_INPUT DATA:_
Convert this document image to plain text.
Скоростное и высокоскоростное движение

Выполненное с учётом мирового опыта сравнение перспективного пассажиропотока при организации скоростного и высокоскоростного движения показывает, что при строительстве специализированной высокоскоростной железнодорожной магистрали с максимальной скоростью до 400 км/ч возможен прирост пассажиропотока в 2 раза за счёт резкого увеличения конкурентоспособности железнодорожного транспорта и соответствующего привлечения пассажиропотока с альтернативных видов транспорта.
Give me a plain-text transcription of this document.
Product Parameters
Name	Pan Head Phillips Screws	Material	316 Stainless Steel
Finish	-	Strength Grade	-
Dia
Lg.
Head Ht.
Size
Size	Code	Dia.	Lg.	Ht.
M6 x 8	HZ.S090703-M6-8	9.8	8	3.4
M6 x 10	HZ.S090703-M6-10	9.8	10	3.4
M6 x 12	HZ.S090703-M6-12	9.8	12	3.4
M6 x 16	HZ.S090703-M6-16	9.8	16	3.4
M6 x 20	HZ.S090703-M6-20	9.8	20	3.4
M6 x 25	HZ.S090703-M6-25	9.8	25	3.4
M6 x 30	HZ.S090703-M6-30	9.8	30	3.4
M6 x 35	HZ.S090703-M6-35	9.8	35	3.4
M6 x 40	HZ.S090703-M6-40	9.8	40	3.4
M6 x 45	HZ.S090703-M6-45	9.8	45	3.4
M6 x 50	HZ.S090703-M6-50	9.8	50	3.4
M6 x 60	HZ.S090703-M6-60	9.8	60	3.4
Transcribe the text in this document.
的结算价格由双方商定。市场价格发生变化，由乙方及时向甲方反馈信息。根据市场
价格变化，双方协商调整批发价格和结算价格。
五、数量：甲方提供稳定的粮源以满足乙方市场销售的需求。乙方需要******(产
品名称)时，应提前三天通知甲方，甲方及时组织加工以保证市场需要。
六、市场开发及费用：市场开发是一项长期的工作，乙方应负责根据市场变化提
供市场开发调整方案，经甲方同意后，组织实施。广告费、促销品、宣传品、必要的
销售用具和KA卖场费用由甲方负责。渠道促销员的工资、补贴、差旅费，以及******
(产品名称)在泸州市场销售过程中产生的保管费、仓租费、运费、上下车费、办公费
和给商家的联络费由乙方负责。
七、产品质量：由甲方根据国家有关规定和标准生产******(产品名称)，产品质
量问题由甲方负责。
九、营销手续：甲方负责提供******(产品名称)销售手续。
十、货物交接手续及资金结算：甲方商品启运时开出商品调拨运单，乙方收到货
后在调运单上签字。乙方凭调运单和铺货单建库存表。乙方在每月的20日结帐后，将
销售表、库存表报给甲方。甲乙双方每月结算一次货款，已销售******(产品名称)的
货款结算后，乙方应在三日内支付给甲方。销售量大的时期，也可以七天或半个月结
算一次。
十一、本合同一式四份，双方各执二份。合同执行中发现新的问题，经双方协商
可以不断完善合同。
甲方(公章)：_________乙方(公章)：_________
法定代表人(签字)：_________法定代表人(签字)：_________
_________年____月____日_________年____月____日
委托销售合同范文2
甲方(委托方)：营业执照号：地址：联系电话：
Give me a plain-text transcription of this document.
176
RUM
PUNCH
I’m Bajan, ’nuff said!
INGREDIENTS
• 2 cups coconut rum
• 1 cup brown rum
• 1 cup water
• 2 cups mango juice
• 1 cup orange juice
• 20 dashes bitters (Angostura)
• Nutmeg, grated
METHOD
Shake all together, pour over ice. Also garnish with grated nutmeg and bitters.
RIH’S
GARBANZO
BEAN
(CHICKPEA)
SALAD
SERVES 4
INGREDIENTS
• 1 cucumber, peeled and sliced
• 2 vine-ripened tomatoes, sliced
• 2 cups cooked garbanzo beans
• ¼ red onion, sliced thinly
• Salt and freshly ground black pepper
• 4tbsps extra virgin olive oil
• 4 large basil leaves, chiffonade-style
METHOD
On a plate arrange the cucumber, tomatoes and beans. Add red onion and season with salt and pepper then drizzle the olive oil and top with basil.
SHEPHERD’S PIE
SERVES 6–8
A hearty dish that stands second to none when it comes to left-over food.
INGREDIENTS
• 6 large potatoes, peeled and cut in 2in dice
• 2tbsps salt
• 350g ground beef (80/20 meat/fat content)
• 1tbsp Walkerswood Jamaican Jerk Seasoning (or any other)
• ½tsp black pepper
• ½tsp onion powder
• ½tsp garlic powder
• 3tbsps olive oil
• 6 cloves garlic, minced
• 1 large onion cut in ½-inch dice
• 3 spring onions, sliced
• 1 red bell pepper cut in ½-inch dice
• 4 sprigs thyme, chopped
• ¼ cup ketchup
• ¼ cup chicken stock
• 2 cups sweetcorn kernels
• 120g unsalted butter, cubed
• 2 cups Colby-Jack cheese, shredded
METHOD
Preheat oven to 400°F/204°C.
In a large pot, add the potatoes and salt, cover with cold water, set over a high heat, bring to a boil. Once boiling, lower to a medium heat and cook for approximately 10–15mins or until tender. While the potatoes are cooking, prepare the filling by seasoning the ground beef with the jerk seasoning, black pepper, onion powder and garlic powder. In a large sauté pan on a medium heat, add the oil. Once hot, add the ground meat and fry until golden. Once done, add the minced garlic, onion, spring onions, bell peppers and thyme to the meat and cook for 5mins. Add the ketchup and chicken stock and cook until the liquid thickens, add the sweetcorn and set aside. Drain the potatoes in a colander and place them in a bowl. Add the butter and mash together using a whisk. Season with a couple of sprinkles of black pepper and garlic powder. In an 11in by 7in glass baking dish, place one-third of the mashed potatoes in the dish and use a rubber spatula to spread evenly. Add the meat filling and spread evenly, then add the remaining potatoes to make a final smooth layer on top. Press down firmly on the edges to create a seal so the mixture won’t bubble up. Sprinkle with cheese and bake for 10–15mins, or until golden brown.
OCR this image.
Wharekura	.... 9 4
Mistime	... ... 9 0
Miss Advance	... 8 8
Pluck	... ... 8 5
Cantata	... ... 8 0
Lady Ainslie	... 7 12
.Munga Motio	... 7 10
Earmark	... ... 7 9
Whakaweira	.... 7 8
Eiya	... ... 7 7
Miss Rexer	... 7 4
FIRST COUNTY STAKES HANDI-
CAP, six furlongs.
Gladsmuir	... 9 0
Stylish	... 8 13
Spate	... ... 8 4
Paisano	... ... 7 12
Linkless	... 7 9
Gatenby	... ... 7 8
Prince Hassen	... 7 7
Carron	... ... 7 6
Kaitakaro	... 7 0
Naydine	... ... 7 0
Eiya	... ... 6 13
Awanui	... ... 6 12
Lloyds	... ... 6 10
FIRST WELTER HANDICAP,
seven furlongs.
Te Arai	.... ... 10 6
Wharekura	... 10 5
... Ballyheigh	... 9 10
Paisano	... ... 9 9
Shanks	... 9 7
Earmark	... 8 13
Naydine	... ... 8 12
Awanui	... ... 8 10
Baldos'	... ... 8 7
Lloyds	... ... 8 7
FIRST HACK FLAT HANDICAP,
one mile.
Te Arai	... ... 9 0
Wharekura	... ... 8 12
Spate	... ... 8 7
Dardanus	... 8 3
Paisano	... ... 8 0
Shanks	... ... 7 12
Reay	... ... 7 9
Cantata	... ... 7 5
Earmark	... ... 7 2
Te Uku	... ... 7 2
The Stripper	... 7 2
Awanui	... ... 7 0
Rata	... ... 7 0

_WHAT TO DO:_ Give the number of lines above that hold the word "产品名称", and nothing more.

_EXERCISE RESULT:_ 4